◆ **SHORT TASK**:
Please write the listing below out again exactly, leaving every picture behind.

** Start PROVIDED DATA **

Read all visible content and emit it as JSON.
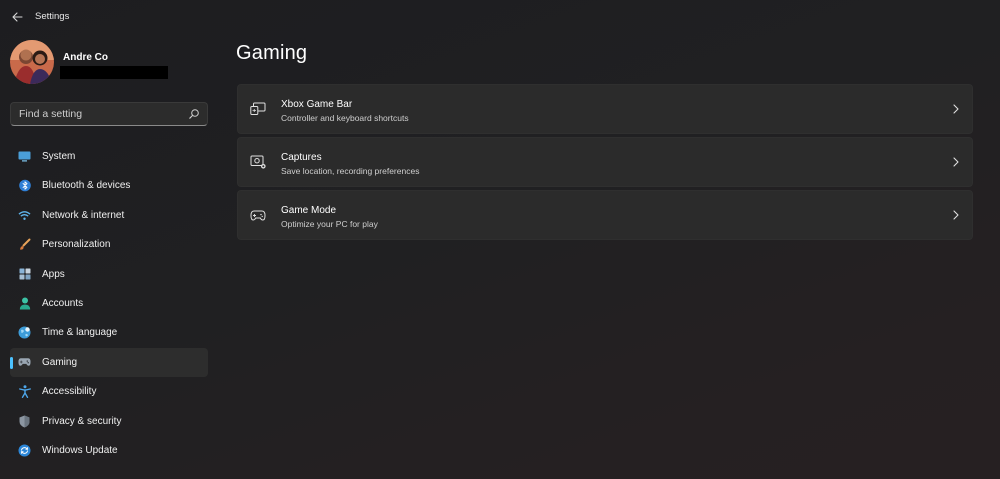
{
  "window": {
    "title": "Settings"
  },
  "user": {
    "name": "Andre Co"
  },
  "search": {
    "placeholder": "Find a setting"
  },
  "sidebar": {
    "items": [
      {
        "label": "System",
        "icon": "system-icon"
      },
      {
        "label": "Bluetooth & devices",
        "icon": "bluetooth-icon"
      },
      {
        "label": "Network & internet",
        "icon": "wifi-icon"
      },
      {
        "label": "Personalization",
        "icon": "brush-icon"
      },
      {
        "label": "Apps",
        "icon": "apps-icon"
      },
      {
        "label": "Accounts",
        "icon": "person-icon"
      },
      {
        "label": "Time & language",
        "icon": "globe-icon"
      },
      {
        "label": "Gaming",
        "icon": "gamepad-icon",
        "selected": true
      },
      {
        "label": "Accessibility",
        "icon": "accessibility-icon"
      },
      {
        "label": "Privacy & security",
        "icon": "shield-icon"
      },
      {
        "label": "Windows Update",
        "icon": "update-icon"
      }
    ]
  },
  "main": {
    "title": "Gaming",
    "cards": [
      {
        "title": "Xbox Game Bar",
        "subtitle": "Controller and keyboard shortcuts",
        "icon": "game-bar-icon"
      },
      {
        "title": "Captures",
        "subtitle": "Save location, recording preferences",
        "icon": "capture-icon"
      },
      {
        "title": "Game Mode",
        "subtitle": "Optimize your PC for play",
        "icon": "game-mode-icon"
      }
    ]
  },
  "colors": {
    "accent": "#4cc2ff",
    "background": "#202020",
    "card": "#2b2b2b"
  }
}
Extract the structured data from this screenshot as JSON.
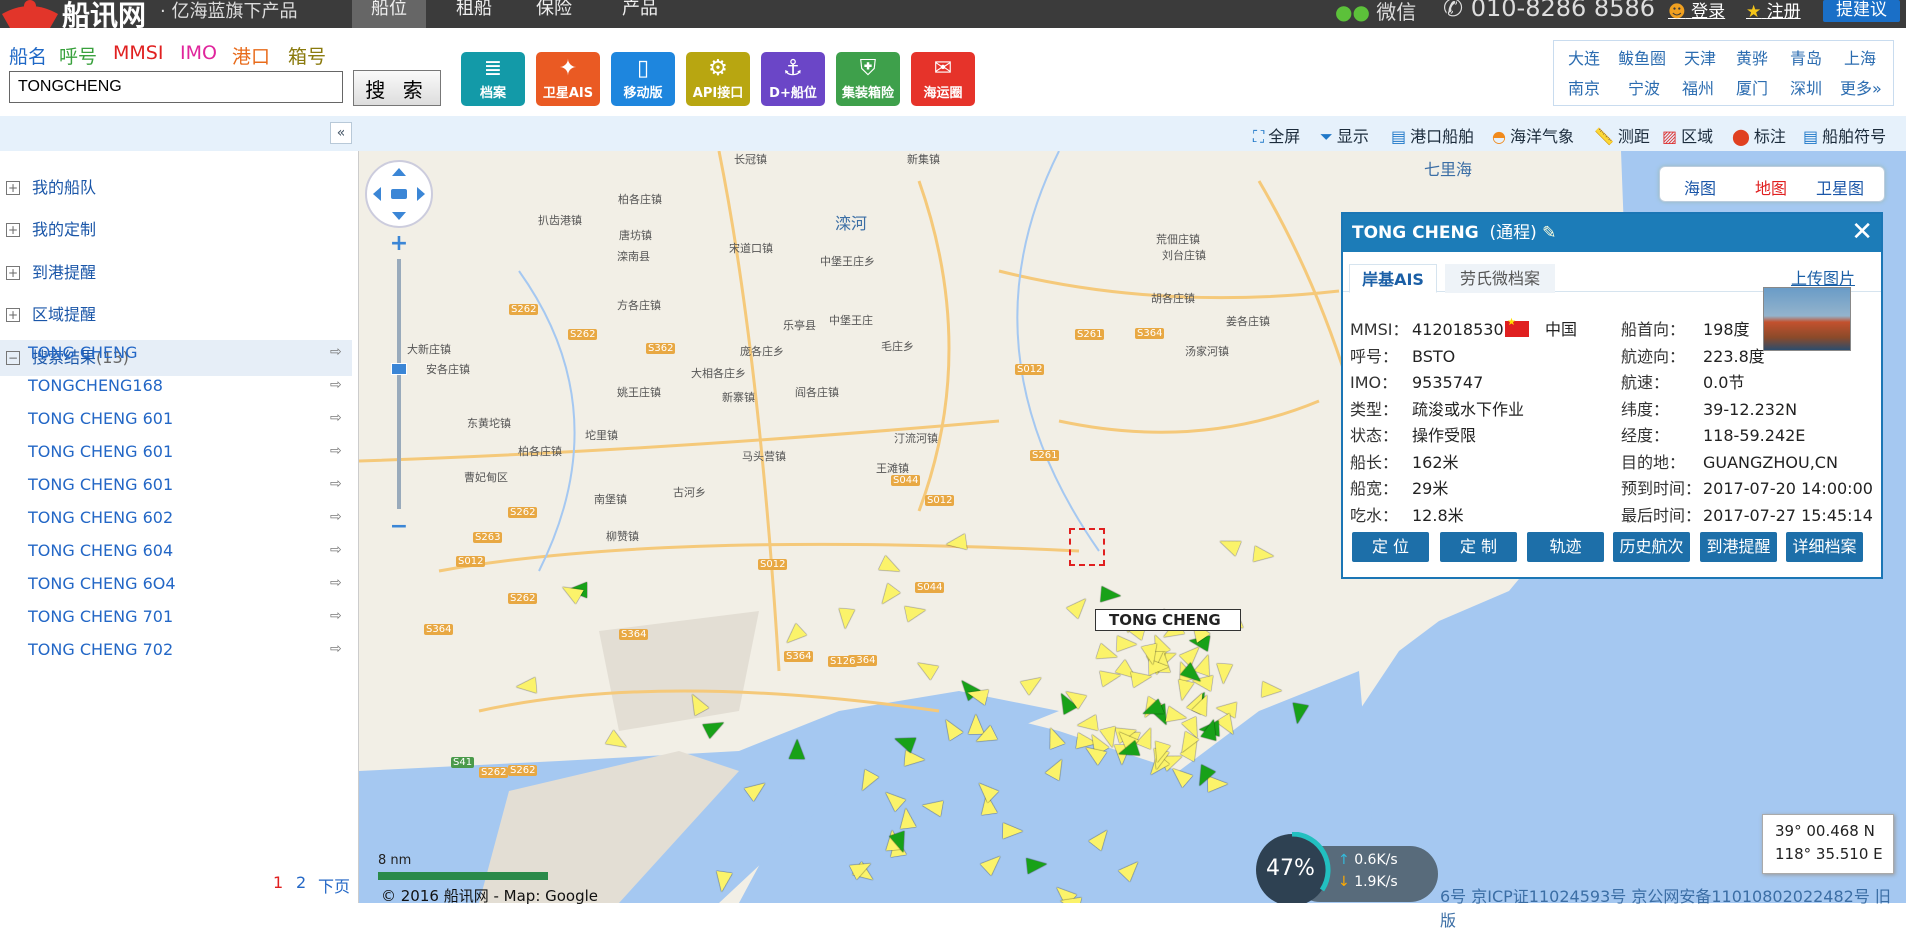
{
  "top": {
    "brand": "船讯网",
    "slogan": "· 亿海蓝旗下产品",
    "nav": [
      "船位",
      "租船",
      "保险",
      "产品"
    ],
    "wechat": "微信",
    "hotline": "010-8286 8586",
    "login": "登录",
    "register": "注册",
    "suggest": "提建议"
  },
  "search": {
    "types": [
      "船名",
      "呼号",
      "MMSI",
      "IMO",
      "港口",
      "箱号"
    ],
    "type_colors": [
      "#1f68c6",
      "#39a13d",
      "#e02020",
      "#e0259c",
      "#e86b1b",
      "#8a7a0d"
    ],
    "value": "TONGCHENG",
    "button": "搜 索"
  },
  "tools": [
    {
      "label": "档案",
      "color": "#139aa8",
      "icon": "≣"
    },
    {
      "label": "卫星AIS",
      "color": "#ea5a23",
      "icon": "✦"
    },
    {
      "label": "移动版",
      "color": "#1e86de",
      "icon": "▯"
    },
    {
      "label": "API接口",
      "color": "#b8a611",
      "icon": "⚙"
    },
    {
      "label": "D+船位",
      "color": "#6b46c7",
      "icon": "⚓"
    },
    {
      "label": "集装箱险",
      "color": "#3ea04b",
      "icon": "⛨"
    },
    {
      "label": "海运圈",
      "color": "#e6332a",
      "icon": "✉"
    }
  ],
  "cities": [
    "大连",
    "鲅鱼圈",
    "天津",
    "黄骅",
    "青岛",
    "上海",
    "南京",
    "宁波",
    "福州",
    "厦门",
    "深圳",
    "更多»"
  ],
  "toolbar": [
    "全屏",
    "显示",
    "港口船舶",
    "海洋气象",
    "测距",
    "区域",
    "标注",
    "船舶符号"
  ],
  "sidebar": {
    "tree": [
      "我的船队",
      "我的定制",
      "到港提醒",
      "区域提醒",
      "搜索结果"
    ],
    "result_count": "(13)",
    "results": [
      "TONG CHENG",
      "TONGCHENG168",
      "TONG CHENG 601",
      "TONG CHENG 601",
      "TONG CHENG 601",
      "TONG CHENG 602",
      "TONG CHENG 604",
      "TONG CHENG 6O4",
      "TONG CHENG 701",
      "TONG CHENG 702"
    ],
    "pages": [
      "1",
      "2",
      "下页"
    ]
  },
  "maptype": [
    "海图",
    "地图",
    "卫星图"
  ],
  "info": {
    "title": "TONG CHENG",
    "status": "(通程)",
    "tabs": [
      "岸基AIS",
      "劳氏微档案"
    ],
    "upload": "上传图片",
    "left": [
      [
        "MMSI：",
        "412018530"
      ],
      [
        "呼号：",
        "BSTO"
      ],
      [
        "IMO：",
        "9535747"
      ],
      [
        "类型：",
        "疏浚或水下作业"
      ],
      [
        "状态：",
        "操作受限"
      ],
      [
        "船长：",
        "162米"
      ],
      [
        "船宽：",
        "29米"
      ],
      [
        "吃水：",
        "12.8米"
      ]
    ],
    "flag_country": "中国",
    "right": [
      [
        "船首向：",
        "198度"
      ],
      [
        "航迹向：",
        "223.8度"
      ],
      [
        "航速：",
        "0.0节"
      ],
      [
        "纬度：",
        "39-12.232N"
      ],
      [
        "经度：",
        "118-59.242E"
      ],
      [
        "目的地：",
        "GUANGZHOU,CN"
      ],
      [
        "预到时间：",
        "2017-07-20 14:00:00"
      ],
      [
        "最后时间：",
        "2017-07-27 15:45:14"
      ]
    ],
    "buttons": [
      "定 位",
      "定 制",
      "轨迹",
      "历史航次",
      "到港提醒",
      "详细档案"
    ]
  },
  "map": {
    "places": [
      "长冠镇",
      "新集镇",
      "柏各庄镇",
      "扒齿港镇",
      "唐坊镇",
      "滦南县",
      "宋道口镇",
      "中堡王庄乡",
      "滦河",
      "荒佃庄镇",
      "刘台庄镇",
      "胡各庄镇",
      "方各庄镇",
      "中堡王庄",
      "乐亭县",
      "毛庄乡",
      "汤家河镇",
      "庞各庄乡",
      "姜各庄镇",
      "阎各庄镇",
      "大新庄镇",
      "安各庄镇",
      "大相各庄乡",
      "姚王庄镇",
      "新寨镇",
      "东黄坨镇",
      "坨里镇",
      "汀流河镇",
      "马头营镇",
      "柏各庄镇",
      "南堡镇",
      "古河乡",
      "王滩镇",
      "曹妃甸区",
      "柳赞镇",
      "七里海"
    ],
    "roads": [
      "S262",
      "S262",
      "S364",
      "S261",
      "S362",
      "S012",
      "S261",
      "S044",
      "S012",
      "S262",
      "S263",
      "S012",
      "S012",
      "S262",
      "S044",
      "S364",
      "S364",
      "S364",
      "S364",
      "S126",
      "S41",
      "S262",
      "S262"
    ],
    "ship_label": "TONG CHENG",
    "scale": "8 nm",
    "copyright": "© 2016 船讯网 - Map: Google",
    "icp": "6号 京ICP证11024593号 京公网安备11010802022482号 旧版"
  },
  "coords": {
    "lat": "39° 00.468 N",
    "lon": "118° 35.510 E"
  },
  "speed": {
    "percent": "47%",
    "up": "0.6K/s",
    "down": "1.9K/s"
  }
}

** End PROVIDED DATA **

◆ **COMPLETED EXERCISE**:
Read all visible content and emit it as JSON.
{
  "window": {
    "title": "Settings"
  },
  "user": {
    "name": "Andre Co"
  },
  "search": {
    "placeholder": "Find a setting"
  },
  "sidebar": {
    "items": [
      {
        "label": "System",
        "icon": "system-icon"
      },
      {
        "label": "Bluetooth & devices",
        "icon": "bluetooth-icon"
      },
      {
        "label": "Network & internet",
        "icon": "wifi-icon"
      },
      {
        "label": "Personalization",
        "icon": "brush-icon"
      },
      {
        "label": "Apps",
        "icon": "apps-icon"
      },
      {
        "label": "Accounts",
        "icon": "person-icon"
      },
      {
        "label": "Time & language",
        "icon": "globe-icon"
      },
      {
        "label": "Gaming",
        "icon": "gamepad-icon",
        "selected": true
      },
      {
        "label": "Accessibility",
        "icon": "accessibility-icon"
      },
      {
        "label": "Privacy & security",
        "icon": "shield-icon"
      },
      {
        "label": "Windows Update",
        "icon": "update-icon"
      }
    ]
  },
  "main": {
    "title": "Gaming",
    "cards": [
      {
        "title": "Xbox Game Bar",
        "subtitle": "Controller and keyboard shortcuts",
        "icon": "game-bar-icon"
      },
      {
        "title": "Captures",
        "subtitle": "Save location, recording preferences",
        "icon": "capture-icon"
      },
      {
        "title": "Game Mode",
        "subtitle": "Optimize your PC for play",
        "icon": "game-mode-icon"
      }
    ]
  },
  "colors": {
    "accent": "#4cc2ff",
    "background": "#202020",
    "card": "#2b2b2b"
  }
}
Extract the structured data from this screenshot as JSON.
{
  "top": {
    "brand": "船讯网",
    "slogan": "· 亿海蓝旗下产品",
    "nav": [
      "船位",
      "租船",
      "保险",
      "产品"
    ],
    "wechat": "微信",
    "hotline": "010-8286 8586",
    "login": "登录",
    "register": "注册",
    "suggest": "提建议"
  },
  "search": {
    "types": [
      "船名",
      "呼号",
      "MMSI",
      "IMO",
      "港口",
      "箱号"
    ],
    "type_colors": [
      "#1f68c6",
      "#39a13d",
      "#e02020",
      "#e0259c",
      "#e86b1b",
      "#8a7a0d"
    ],
    "value": "TONGCHENG",
    "button": "搜 索"
  },
  "tools": [
    {
      "label": "档案",
      "color": "#139aa8",
      "icon": "≣"
    },
    {
      "label": "卫星AIS",
      "color": "#ea5a23",
      "icon": "✦"
    },
    {
      "label": "移动版",
      "color": "#1e86de",
      "icon": "▯"
    },
    {
      "label": "API接口",
      "color": "#b8a611",
      "icon": "⚙"
    },
    {
      "label": "D+船位",
      "color": "#6b46c7",
      "icon": "⚓"
    },
    {
      "label": "集装箱险",
      "color": "#3ea04b",
      "icon": "⛨"
    },
    {
      "label": "海运圈",
      "color": "#e6332a",
      "icon": "✉"
    }
  ],
  "cities": [
    "大连",
    "鲅鱼圈",
    "天津",
    "黄骅",
    "青岛",
    "上海",
    "南京",
    "宁波",
    "福州",
    "厦门",
    "深圳",
    "更多»"
  ],
  "toolbar": [
    "全屏",
    "显示",
    "港口船舶",
    "海洋气象",
    "测距",
    "区域",
    "标注",
    "船舶符号"
  ],
  "sidebar": {
    "tree": [
      "我的船队",
      "我的定制",
      "到港提醒",
      "区域提醒",
      "搜索结果"
    ],
    "result_count": "(13)",
    "results": [
      "TONG CHENG",
      "TONGCHENG168",
      "TONG CHENG 601",
      "TONG CHENG 601",
      "TONG CHENG 601",
      "TONG CHENG 602",
      "TONG CHENG 604",
      "TONG CHENG 6O4",
      "TONG CHENG 701",
      "TONG CHENG 702"
    ],
    "pages": [
      "1",
      "2",
      "下页"
    ]
  },
  "maptype": [
    "海图",
    "地图",
    "卫星图"
  ],
  "info": {
    "title": "TONG CHENG",
    "status": "(通程)",
    "tabs": [
      "岸基AIS",
      "劳氏微档案"
    ],
    "upload": "上传图片",
    "left": [
      [
        "MMSI：",
        "412018530"
      ],
      [
        "呼号：",
        "BSTO"
      ],
      [
        "IMO：",
        "9535747"
      ],
      [
        "类型：",
        "疏浚或水下作业"
      ],
      [
        "状态：",
        "操作受限"
      ],
      [
        "船长：",
        "162米"
      ],
      [
        "船宽：",
        "29米"
      ],
      [
        "吃水：",
        "12.8米"
      ]
    ],
    "flag_country": "中国",
    "right": [
      [
        "船首向：",
        "198度"
      ],
      [
        "航迹向：",
        "223.8度"
      ],
      [
        "航速：",
        "0.0节"
      ],
      [
        "纬度：",
        "39-12.232N"
      ],
      [
        "经度：",
        "118-59.242E"
      ],
      [
        "目的地：",
        "GUANGZHOU,CN"
      ],
      [
        "预到时间：",
        "2017-07-20 14:00:00"
      ],
      [
        "最后时间：",
        "2017-07-27 15:45:14"
      ]
    ],
    "buttons": [
      "定 位",
      "定 制",
      "轨迹",
      "历史航次",
      "到港提醒",
      "详细档案"
    ]
  },
  "map": {
    "places": [
      "长冠镇",
      "新集镇",
      "柏各庄镇",
      "扒齿港镇",
      "唐坊镇",
      "滦南县",
      "宋道口镇",
      "中堡王庄乡",
      "滦河",
      "荒佃庄镇",
      "刘台庄镇",
      "胡各庄镇",
      "方各庄镇",
      "中堡王庄",
      "乐亭县",
      "毛庄乡",
      "汤家河镇",
      "庞各庄乡",
      "姜各庄镇",
      "阎各庄镇",
      "大新庄镇",
      "安各庄镇",
      "大相各庄乡",
      "姚王庄镇",
      "新寨镇",
      "东黄坨镇",
      "坨里镇",
      "汀流河镇",
      "马头营镇",
      "柏各庄镇",
      "南堡镇",
      "古河乡",
      "王滩镇",
      "曹妃甸区",
      "柳赞镇",
      "七里海"
    ],
    "roads": [
      "S262",
      "S262",
      "S364",
      "S261",
      "S362",
      "S012",
      "S261",
      "S044",
      "S012",
      "S262",
      "S263",
      "S012",
      "S012",
      "S262",
      "S044",
      "S364",
      "S364",
      "S364",
      "S364",
      "S126",
      "S41",
      "S262",
      "S262"
    ],
    "ship_label": "TONG CHENG",
    "scale": "8 nm",
    "copyright": "© 2016 船讯网 - Map: Google",
    "icp": "6号 京ICP证11024593号 京公网安备11010802022482号 旧版"
  },
  "coords": {
    "lat": "39° 00.468 N",
    "lon": "118° 35.510 E"
  },
  "speed": {
    "percent": "47%",
    "up": "0.6K/s",
    "down": "1.9K/s"
  }
}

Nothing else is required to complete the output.